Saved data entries
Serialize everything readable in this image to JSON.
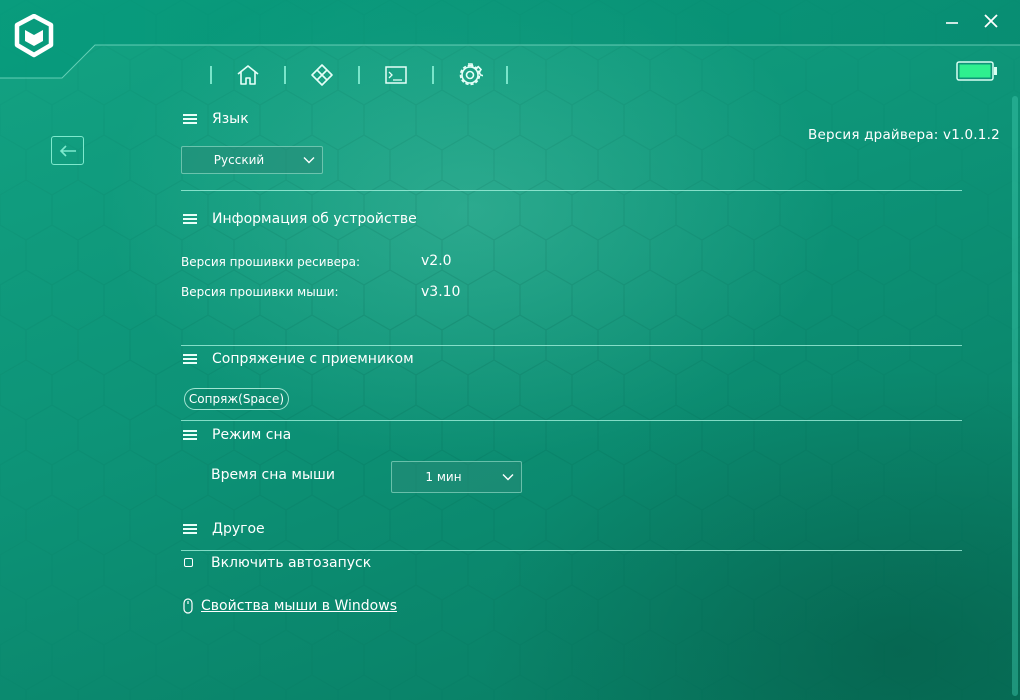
{
  "window": {
    "minimize_label": "—",
    "close_label": "✕"
  },
  "icons": {
    "logo": "cube-logo-icon",
    "minimize": "minimize-icon",
    "close": "close-icon",
    "battery": "battery-icon",
    "nav": [
      "home-icon",
      "diamond-grid-icon",
      "terminal-icon",
      "gear-icon"
    ],
    "back": "arrow-left-icon",
    "section": "hamburger-icon",
    "dropdown": "chevron-down-icon",
    "mouse": "mouse-icon"
  },
  "colors": {
    "accent": "#7ee9cd",
    "battery_fill": "#2ef08f",
    "background": "#0d9377"
  },
  "battery": {
    "level": 1.0
  },
  "driver_version": "Версия драйвера: v1.0.1.2",
  "language": {
    "title": "Язык",
    "selected": "Русский"
  },
  "device_info": {
    "title": "Информация об устройстве",
    "rows": [
      {
        "label": "Версия прошивки ресивера:",
        "value": "v2.0"
      },
      {
        "label": "Версия прошивки мыши:",
        "value": "v3.10"
      }
    ]
  },
  "pairing": {
    "title": "Сопряжение с приемником",
    "button": "Сопряж(Space)"
  },
  "sleep": {
    "title": "Режим сна",
    "label": "Время сна мыши",
    "selected": "1 мин"
  },
  "other": {
    "title": "Другое",
    "autostart_label": "Включить автозапуск",
    "autostart_checked": false,
    "link": "Свойства мыши в Windows"
  }
}
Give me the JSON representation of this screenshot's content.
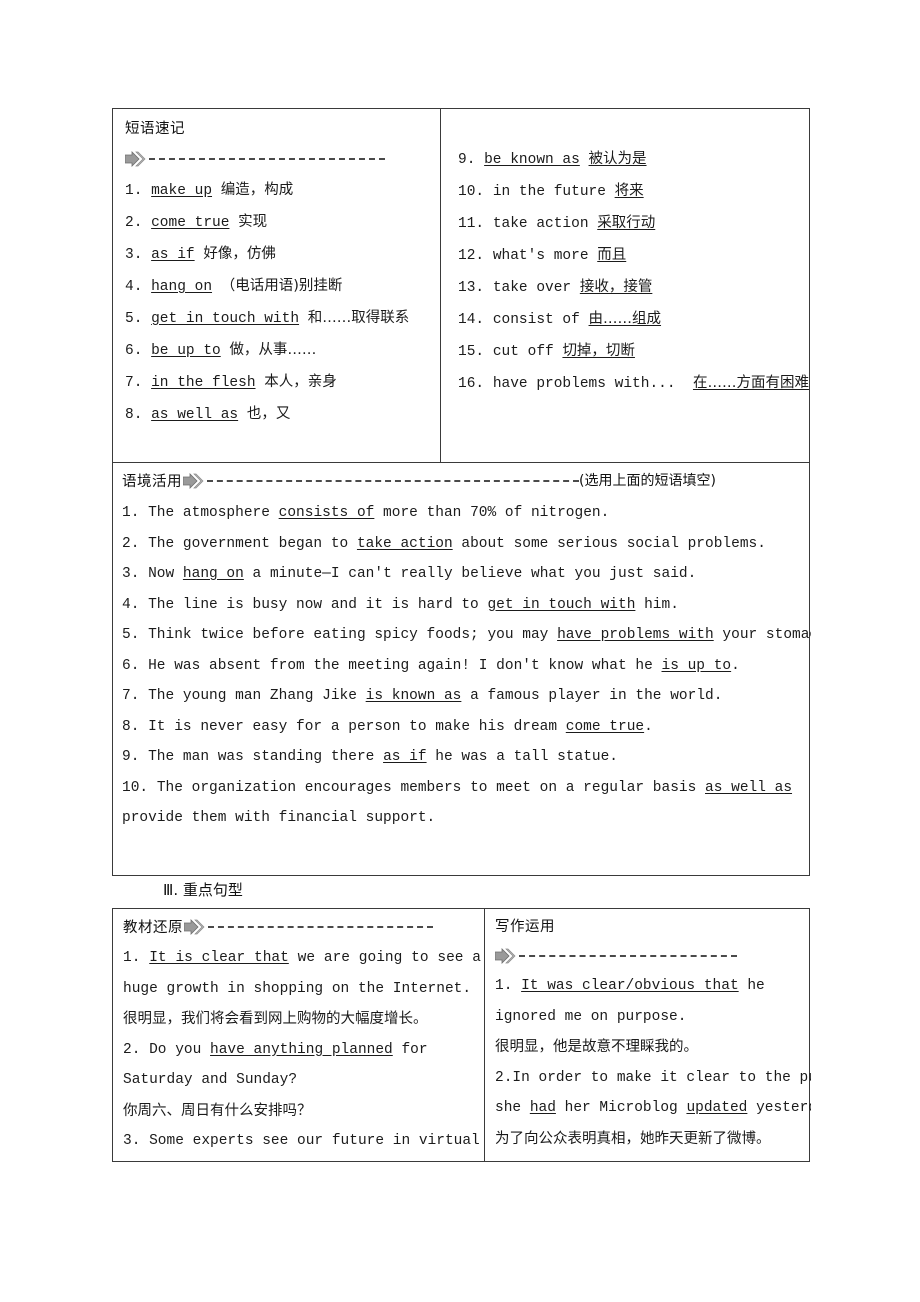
{
  "phrase_box": {
    "title": "短语速记",
    "arrow_icon": "double-chevron-arrow-icon",
    "left_items": [
      {
        "num": "1.",
        "phrase": "make up",
        "meaning": "编造，构成"
      },
      {
        "num": "2.",
        "phrase": "come true",
        "meaning": "实现"
      },
      {
        "num": "3.",
        "phrase": "as if",
        "meaning": "好像，仿佛"
      },
      {
        "num": "4.",
        "phrase": "hang on",
        "meaning": "（电话用语)别挂断"
      },
      {
        "num": "5.",
        "phrase": "get in touch with",
        "meaning": "和……取得联系"
      },
      {
        "num": "6.",
        "phrase": "be up to",
        "meaning": "做，从事……"
      },
      {
        "num": "7.",
        "phrase": "in the flesh",
        "meaning": "本人，亲身"
      },
      {
        "num": "8.",
        "phrase": "as well as",
        "meaning": "也，又"
      }
    ],
    "right_items": [
      {
        "num": "9.",
        "phrase": "be known as",
        "meaning": "被认为是"
      },
      {
        "num": "10.",
        "phrase": "in the future",
        "meaning": "将来"
      },
      {
        "num": "11.",
        "phrase": "take action",
        "meaning": "采取行动"
      },
      {
        "num": "12.",
        "phrase": "what's more",
        "meaning": "而且"
      },
      {
        "num": "13.",
        "phrase": "take over",
        "meaning": "接收，接管"
      },
      {
        "num": "14.",
        "phrase": "consist of",
        "meaning": "由……组成"
      },
      {
        "num": "15.",
        "phrase": "cut off",
        "meaning": "切掉，切断"
      },
      {
        "num": "16.",
        "phrase": "have problems with...",
        "meaning": "在……方面有困难"
      }
    ]
  },
  "context_box": {
    "title": "语境活用",
    "arrow_icon": "double-chevron-arrow-icon",
    "hint": "(选用上面的短语填空)",
    "sentences": [
      {
        "num": "1.",
        "pre": "The atmosphere ",
        "answer": "consists of",
        "post": " more than 70% of nitrogen."
      },
      {
        "num": "2.",
        "pre": "The government began to ",
        "answer": "take action",
        "post": " about some serious social problems."
      },
      {
        "num": "3.",
        "pre": "Now ",
        "answer": "hang on",
        "post": " a minute—I can't really believe what you just said."
      },
      {
        "num": "4.",
        "pre": "The line is busy now and it is hard to ",
        "answer": "get in touch with",
        "post": " him."
      },
      {
        "num": "5.",
        "pre": "Think twice before eating spicy foods; you may ",
        "answer": "have problems with",
        "post": " your stomach."
      },
      {
        "num": "6.",
        "pre": "He was absent from the meeting again! I don't know what he ",
        "answer": "is up to",
        "post": "."
      },
      {
        "num": "7.",
        "pre": "The young man Zhang Jike ",
        "answer": "is known as",
        "post": " a famous player in the world."
      },
      {
        "num": "8.",
        "pre": "It is never easy for a person to make his dream ",
        "answer": "come true",
        "post": "."
      },
      {
        "num": "9.",
        "pre": "The man was standing there ",
        "answer": "as if",
        "post": " he was a tall statue."
      },
      {
        "num": "10.",
        "pre": "The organization encourages members to meet on a regular basis ",
        "answer": "as well as",
        "post": " provide them with financial support."
      }
    ]
  },
  "section_heading": "Ⅲ. 重点句型",
  "sentence_box": {
    "left": {
      "title": "教材还原",
      "arrow_icon": "double-chevron-arrow-icon",
      "entries": [
        {
          "num": "1.",
          "answer": "It is clear that",
          "rest": " we are going to see a huge growth in shopping on the Internet.",
          "translation": "很明显，我们将会看到网上购物的大幅度增长。"
        },
        {
          "num": "2.",
          "pre": "Do you ",
          "answer": "have anything planned",
          "rest": " for Saturday and Sunday?",
          "translation": "你周六、周日有什么安排吗？"
        },
        {
          "num": "3.",
          "pre": "Some experts see our future in virtual",
          "answer": "",
          "rest": "",
          "translation": ""
        }
      ]
    },
    "right": {
      "title": "写作运用",
      "arrow_icon": "double-chevron-arrow-icon",
      "entries": [
        {
          "num": "1.",
          "answer": "It was clear/obvious that",
          "rest": " he ignored me on purpose.",
          "translation": "很明显，他是故意不理睬我的。"
        },
        {
          "num": "2.",
          "pre": "In order to make it clear to the public,",
          "line2_pre": "she ",
          "answer1": "had",
          "line2_mid": " her Microblog ",
          "answer2": "updated",
          "line2_post": " yesterday.",
          "translation": "为了向公众表明真相，她昨天更新了微博。"
        }
      ]
    }
  }
}
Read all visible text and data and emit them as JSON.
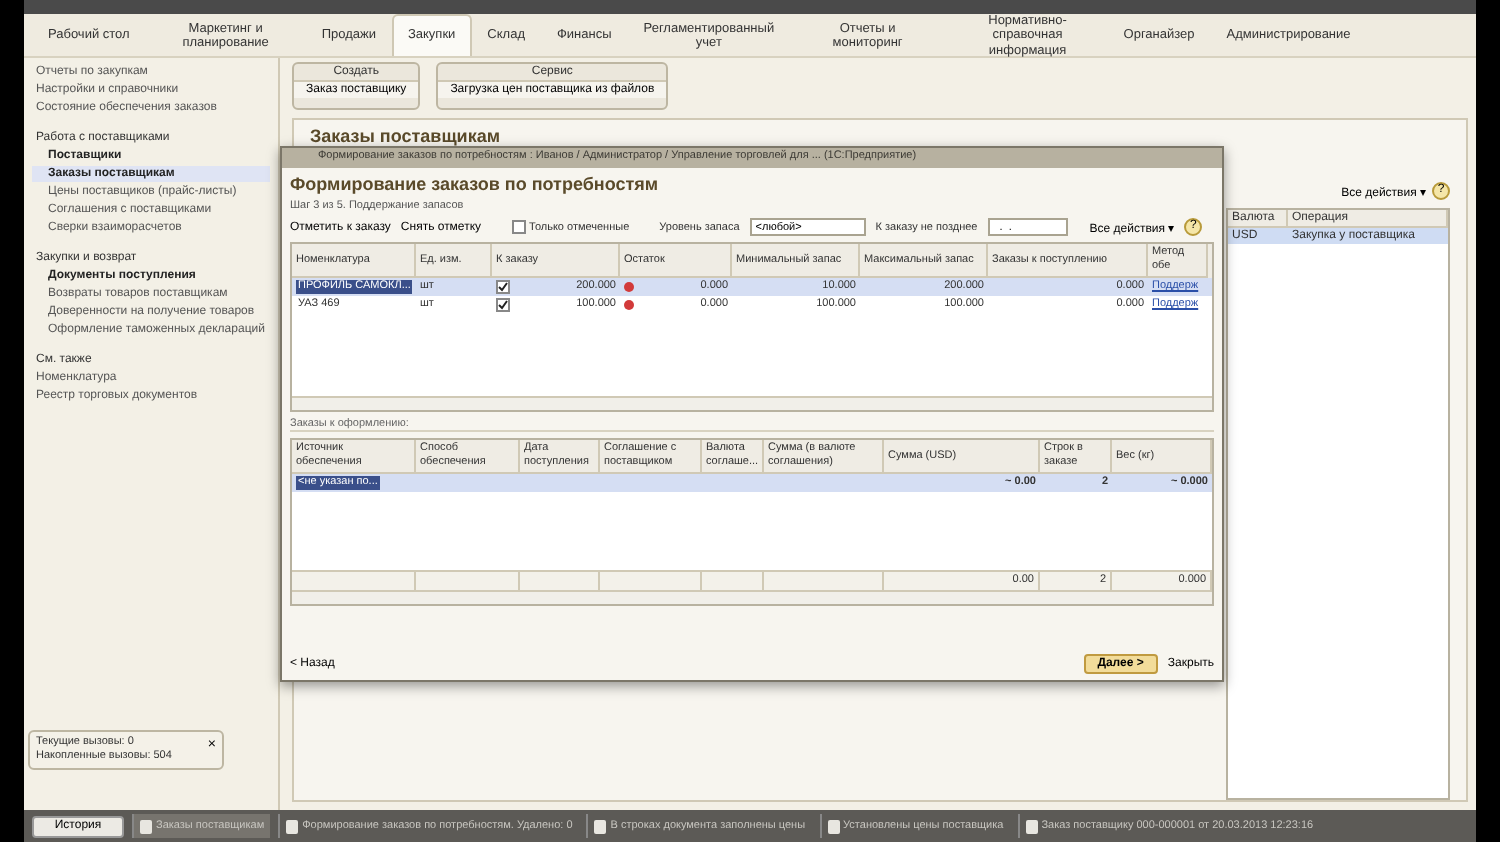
{
  "sections": [
    {
      "label": "Рабочий стол",
      "selected": false
    },
    {
      "label": "Маркетинг и планирование",
      "selected": false
    },
    {
      "label": "Продажи",
      "selected": false
    },
    {
      "label": "Закупки",
      "selected": true
    },
    {
      "label": "Склад",
      "selected": false
    },
    {
      "label": "Финансы",
      "selected": false
    },
    {
      "label": "Регламентированный учет",
      "selected": false
    },
    {
      "label": "Отчеты и мониторинг",
      "selected": false
    },
    {
      "label": "Нормативно-справочная информация",
      "selected": false
    },
    {
      "label": "Органайзер",
      "selected": false
    },
    {
      "label": "Администрирование",
      "selected": false
    }
  ],
  "sidebar": {
    "top_items": [
      "Отчеты по закупкам",
      "Настройки и справочники",
      "Состояние обеспечения заказов"
    ],
    "groups": [
      {
        "title": "Работа с поставщиками",
        "items": [
          {
            "label": "Поставщики",
            "bold": true,
            "selected": false
          },
          {
            "label": "Заказы поставщикам",
            "bold": true,
            "selected": true
          },
          {
            "label": "Цены поставщиков (прайс-листы)",
            "bold": false,
            "selected": false
          },
          {
            "label": "Соглашения с поставщиками",
            "bold": false,
            "selected": false
          },
          {
            "label": "Сверки взаиморасчетов",
            "bold": false,
            "selected": false
          }
        ]
      },
      {
        "title": "Закупки и возврат",
        "items": [
          {
            "label": "Документы поступления",
            "bold": true,
            "selected": false
          },
          {
            "label": "Возвраты товаров поставщикам",
            "bold": false,
            "selected": false
          },
          {
            "label": "Доверенности на получение товаров",
            "bold": false,
            "selected": false
          },
          {
            "label": "Оформление таможенных деклараций",
            "bold": false,
            "selected": false
          }
        ]
      }
    ],
    "see_also": {
      "title": "См. также",
      "items": [
        "Номенклатура",
        "Реестр торговых документов"
      ]
    }
  },
  "command_groups": [
    {
      "title": "Создать",
      "commands": [
        "Заказ поставщику"
      ]
    },
    {
      "title": "Сервис",
      "commands": [
        "Загрузка цен поставщика из файлов"
      ]
    }
  ],
  "page_title": "Заказы поставщикам",
  "list": {
    "all_actions": "Все действия ▾",
    "help": "?",
    "columns": [
      "Валюта",
      "Операция"
    ],
    "rows": [
      {
        "cells": [
          "USD",
          "Закупка у поставщика"
        ],
        "selected": true
      }
    ]
  },
  "dialog": {
    "window_title": "Формирование заказов по потребностям : Иванов / Администратор / Управление торговлей для ... (1С:Предприятие)",
    "heading": "Формирование заказов по потребностям",
    "step": "Шаг 3 из 5. Поддержание запасов",
    "mark_button": "Отметить к заказу",
    "unmark_button": "Снять отметку",
    "only_marked": {
      "label": "Только отмеченные",
      "checked": false
    },
    "stock_level": {
      "label": "Уровень запаса",
      "value": "<любой>"
    },
    "deadline": {
      "label": "К заказу не позднее",
      "value": "  .  .    "
    },
    "all_actions": "Все действия ▾",
    "help": "?",
    "needs_table": {
      "columns": [
        "Номенклатура",
        "Ед. изм.",
        "К заказу",
        "Остаток",
        "Минимальный запас",
        "Максимальный запас",
        "Заказы к поступлению",
        "Метод обе"
      ],
      "rows": [
        {
          "item": "ПРОФИЛЬ САМОКЛ...",
          "unit": "шт",
          "checked": true,
          "to_order": "200.000",
          "balance": "0.000",
          "min": "10.000",
          "max": "200.000",
          "incoming": "0.000",
          "method": "Поддерж",
          "selected": true
        },
        {
          "item": "УАЗ 469",
          "unit": "шт",
          "checked": true,
          "to_order": "100.000",
          "balance": "0.000",
          "min": "100.000",
          "max": "100.000",
          "incoming": "0.000",
          "method": "Поддерж",
          "selected": false
        }
      ]
    },
    "orders_label": "Заказы к оформлению:",
    "orders_table": {
      "columns": [
        "Источник обеспечения",
        "Способ обеспечения",
        "Дата поступления",
        "Соглашение с поставщиком",
        "Валюта соглаше...",
        "Сумма (в валюте соглашения)",
        "Сумма (USD)",
        "Строк в заказе",
        "Вес (кг)"
      ],
      "rows": [
        {
          "source": "<не указан по...",
          "sum_usd": "~ 0.00",
          "lines": "2",
          "weight": "~ 0.000",
          "selected": true
        }
      ],
      "totals": {
        "sum_usd": "0.00",
        "lines": "2",
        "weight": "0.000"
      }
    },
    "back_button": "< Назад",
    "next_button": "Далее >",
    "close_button": "Закрыть"
  },
  "calls_popup": {
    "lines": [
      "Текущие вызовы: 0",
      "Накопленные вызовы: 504"
    ],
    "close": "×"
  },
  "taskbar": {
    "history": "История",
    "items": [
      {
        "label": "Заказы поставщикам",
        "active": true
      },
      {
        "label": "Формирование заказов по потребностям. Удалено: 0",
        "active": false
      },
      {
        "label": "В строках документа заполнены цены",
        "active": false
      },
      {
        "label": "Установлены цены поставщика",
        "active": false
      },
      {
        "label": "Заказ поставщику 000-000001 от 20.03.2013 12:23:16",
        "active": false
      }
    ]
  }
}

WHAT YOU HAVE TO DO: Tell how many lines of the data include the word "touch", and nothing else.

RESULT FOR THIS TASK: 2